> [Your goal]: In the material below, identify each line bearing the word "JSON". Reproduce those lines.

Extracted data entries

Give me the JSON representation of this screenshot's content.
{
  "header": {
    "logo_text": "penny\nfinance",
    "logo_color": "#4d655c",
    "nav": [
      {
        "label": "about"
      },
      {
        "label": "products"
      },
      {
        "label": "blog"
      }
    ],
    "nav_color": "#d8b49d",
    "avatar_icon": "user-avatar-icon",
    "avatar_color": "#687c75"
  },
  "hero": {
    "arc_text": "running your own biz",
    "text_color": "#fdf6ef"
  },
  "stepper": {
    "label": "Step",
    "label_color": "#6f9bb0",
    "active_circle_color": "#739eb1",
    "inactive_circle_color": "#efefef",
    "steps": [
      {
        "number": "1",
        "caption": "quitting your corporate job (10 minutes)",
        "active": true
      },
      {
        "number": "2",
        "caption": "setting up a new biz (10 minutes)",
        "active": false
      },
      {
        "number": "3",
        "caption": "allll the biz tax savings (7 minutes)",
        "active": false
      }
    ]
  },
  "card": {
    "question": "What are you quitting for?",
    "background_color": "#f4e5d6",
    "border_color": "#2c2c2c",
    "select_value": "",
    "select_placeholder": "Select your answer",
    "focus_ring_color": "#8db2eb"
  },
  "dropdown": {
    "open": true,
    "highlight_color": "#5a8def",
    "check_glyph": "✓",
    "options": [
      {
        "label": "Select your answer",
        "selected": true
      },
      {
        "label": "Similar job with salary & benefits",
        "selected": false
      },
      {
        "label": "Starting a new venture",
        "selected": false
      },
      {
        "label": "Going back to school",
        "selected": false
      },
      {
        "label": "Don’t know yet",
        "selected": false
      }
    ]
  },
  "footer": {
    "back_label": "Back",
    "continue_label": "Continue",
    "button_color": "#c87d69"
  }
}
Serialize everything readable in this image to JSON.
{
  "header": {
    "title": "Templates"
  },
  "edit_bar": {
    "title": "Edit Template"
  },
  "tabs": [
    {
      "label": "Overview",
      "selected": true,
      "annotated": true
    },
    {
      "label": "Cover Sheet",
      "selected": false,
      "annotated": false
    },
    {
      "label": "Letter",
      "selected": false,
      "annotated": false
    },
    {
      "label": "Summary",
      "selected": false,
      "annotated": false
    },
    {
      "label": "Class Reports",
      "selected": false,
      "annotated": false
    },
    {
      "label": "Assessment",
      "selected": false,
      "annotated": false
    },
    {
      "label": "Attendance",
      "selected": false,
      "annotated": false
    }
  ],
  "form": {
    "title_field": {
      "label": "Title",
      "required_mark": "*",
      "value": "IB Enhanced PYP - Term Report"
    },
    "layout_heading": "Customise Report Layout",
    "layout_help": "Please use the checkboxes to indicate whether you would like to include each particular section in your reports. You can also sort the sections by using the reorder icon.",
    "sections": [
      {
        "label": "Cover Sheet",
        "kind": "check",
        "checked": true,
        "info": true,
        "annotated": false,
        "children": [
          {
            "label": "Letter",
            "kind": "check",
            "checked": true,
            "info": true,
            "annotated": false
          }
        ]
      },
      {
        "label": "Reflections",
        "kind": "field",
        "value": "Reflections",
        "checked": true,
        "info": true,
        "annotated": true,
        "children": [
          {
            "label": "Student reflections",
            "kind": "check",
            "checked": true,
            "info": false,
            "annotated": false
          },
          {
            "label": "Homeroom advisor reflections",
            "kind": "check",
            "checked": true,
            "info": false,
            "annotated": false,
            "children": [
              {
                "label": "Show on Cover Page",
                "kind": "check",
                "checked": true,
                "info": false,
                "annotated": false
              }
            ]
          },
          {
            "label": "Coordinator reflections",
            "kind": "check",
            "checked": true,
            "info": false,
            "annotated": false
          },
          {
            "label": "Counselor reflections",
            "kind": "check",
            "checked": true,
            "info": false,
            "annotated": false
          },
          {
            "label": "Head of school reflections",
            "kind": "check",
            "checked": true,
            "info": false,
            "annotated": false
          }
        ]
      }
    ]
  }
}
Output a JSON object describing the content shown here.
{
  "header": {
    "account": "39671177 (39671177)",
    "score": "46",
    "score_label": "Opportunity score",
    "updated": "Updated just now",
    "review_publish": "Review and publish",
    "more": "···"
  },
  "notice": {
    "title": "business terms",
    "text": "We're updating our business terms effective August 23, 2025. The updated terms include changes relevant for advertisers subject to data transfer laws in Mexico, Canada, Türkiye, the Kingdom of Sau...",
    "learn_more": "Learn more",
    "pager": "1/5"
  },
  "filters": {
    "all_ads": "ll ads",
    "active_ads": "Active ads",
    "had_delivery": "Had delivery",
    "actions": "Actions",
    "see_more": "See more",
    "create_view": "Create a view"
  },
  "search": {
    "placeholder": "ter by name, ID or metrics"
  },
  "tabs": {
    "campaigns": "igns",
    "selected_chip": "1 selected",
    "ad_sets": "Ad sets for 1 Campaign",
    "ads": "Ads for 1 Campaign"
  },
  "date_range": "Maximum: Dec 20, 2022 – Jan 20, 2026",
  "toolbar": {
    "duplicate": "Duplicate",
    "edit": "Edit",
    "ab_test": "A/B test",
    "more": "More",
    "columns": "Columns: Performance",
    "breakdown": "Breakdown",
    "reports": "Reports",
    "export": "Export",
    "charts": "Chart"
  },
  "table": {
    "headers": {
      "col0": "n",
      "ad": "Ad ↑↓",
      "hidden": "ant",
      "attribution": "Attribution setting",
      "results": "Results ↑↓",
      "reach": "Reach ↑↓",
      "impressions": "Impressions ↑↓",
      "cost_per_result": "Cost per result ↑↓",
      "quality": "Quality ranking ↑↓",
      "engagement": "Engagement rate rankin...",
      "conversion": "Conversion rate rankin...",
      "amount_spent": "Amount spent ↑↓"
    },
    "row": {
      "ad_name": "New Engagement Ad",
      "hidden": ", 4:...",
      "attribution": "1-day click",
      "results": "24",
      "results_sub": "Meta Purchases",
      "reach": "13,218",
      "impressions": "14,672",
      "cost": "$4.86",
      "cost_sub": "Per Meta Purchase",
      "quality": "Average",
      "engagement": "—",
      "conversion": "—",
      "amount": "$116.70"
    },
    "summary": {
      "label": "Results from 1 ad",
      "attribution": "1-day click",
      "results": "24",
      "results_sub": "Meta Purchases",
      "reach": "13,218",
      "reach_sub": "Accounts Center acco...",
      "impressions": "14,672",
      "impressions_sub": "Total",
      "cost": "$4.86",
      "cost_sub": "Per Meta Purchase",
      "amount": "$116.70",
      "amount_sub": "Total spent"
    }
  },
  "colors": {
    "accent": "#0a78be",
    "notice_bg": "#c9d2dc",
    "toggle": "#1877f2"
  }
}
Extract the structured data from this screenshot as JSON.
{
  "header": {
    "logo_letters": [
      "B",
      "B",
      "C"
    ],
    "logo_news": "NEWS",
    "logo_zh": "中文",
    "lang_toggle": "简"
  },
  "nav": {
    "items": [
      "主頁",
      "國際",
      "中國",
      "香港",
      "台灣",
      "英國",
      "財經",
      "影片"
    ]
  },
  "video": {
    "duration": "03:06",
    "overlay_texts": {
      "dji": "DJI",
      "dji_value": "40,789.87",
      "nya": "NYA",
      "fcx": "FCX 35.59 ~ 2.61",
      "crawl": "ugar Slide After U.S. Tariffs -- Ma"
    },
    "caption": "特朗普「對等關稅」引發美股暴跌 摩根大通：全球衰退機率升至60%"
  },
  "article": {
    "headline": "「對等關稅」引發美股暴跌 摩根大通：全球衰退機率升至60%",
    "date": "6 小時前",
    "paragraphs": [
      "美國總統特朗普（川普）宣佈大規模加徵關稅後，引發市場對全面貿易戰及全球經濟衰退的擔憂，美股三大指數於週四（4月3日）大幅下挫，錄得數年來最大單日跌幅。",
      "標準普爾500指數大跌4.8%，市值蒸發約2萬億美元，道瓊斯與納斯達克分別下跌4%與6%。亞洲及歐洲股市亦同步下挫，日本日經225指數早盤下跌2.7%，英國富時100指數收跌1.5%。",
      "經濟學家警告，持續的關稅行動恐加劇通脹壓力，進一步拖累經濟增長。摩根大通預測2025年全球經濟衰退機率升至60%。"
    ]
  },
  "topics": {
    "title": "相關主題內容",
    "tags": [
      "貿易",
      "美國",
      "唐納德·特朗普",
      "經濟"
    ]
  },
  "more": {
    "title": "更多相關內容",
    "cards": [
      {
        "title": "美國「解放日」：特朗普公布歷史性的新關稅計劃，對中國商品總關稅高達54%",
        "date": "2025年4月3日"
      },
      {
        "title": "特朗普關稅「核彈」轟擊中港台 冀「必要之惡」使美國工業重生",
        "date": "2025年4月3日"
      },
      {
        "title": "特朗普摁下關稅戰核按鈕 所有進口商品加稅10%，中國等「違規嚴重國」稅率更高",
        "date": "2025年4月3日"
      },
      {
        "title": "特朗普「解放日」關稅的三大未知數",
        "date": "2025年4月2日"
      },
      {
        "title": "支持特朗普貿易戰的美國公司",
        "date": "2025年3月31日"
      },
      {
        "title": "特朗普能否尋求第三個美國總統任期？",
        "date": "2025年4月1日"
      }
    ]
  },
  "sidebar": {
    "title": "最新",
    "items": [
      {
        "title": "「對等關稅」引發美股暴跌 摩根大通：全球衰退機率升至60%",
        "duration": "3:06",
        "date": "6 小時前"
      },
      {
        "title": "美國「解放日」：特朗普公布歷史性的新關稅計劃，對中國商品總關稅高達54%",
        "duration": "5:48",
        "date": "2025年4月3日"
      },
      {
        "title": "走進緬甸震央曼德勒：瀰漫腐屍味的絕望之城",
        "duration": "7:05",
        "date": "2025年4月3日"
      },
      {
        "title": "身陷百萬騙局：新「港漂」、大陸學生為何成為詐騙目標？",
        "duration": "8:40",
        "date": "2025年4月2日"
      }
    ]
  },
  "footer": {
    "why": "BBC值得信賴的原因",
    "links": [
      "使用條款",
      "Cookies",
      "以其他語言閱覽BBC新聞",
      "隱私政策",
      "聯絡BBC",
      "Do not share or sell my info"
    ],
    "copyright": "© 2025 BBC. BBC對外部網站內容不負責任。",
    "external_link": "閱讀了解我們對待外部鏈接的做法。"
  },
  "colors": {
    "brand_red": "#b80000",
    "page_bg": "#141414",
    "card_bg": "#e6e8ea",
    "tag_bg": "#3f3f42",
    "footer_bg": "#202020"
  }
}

> [Full response]:
Give me the JSON representation of this screenshot's content.
Serialize everything readable in this image to JSON.
Output a JSON object describing the content shown here.
Extract the structured data from this screenshot as JSON.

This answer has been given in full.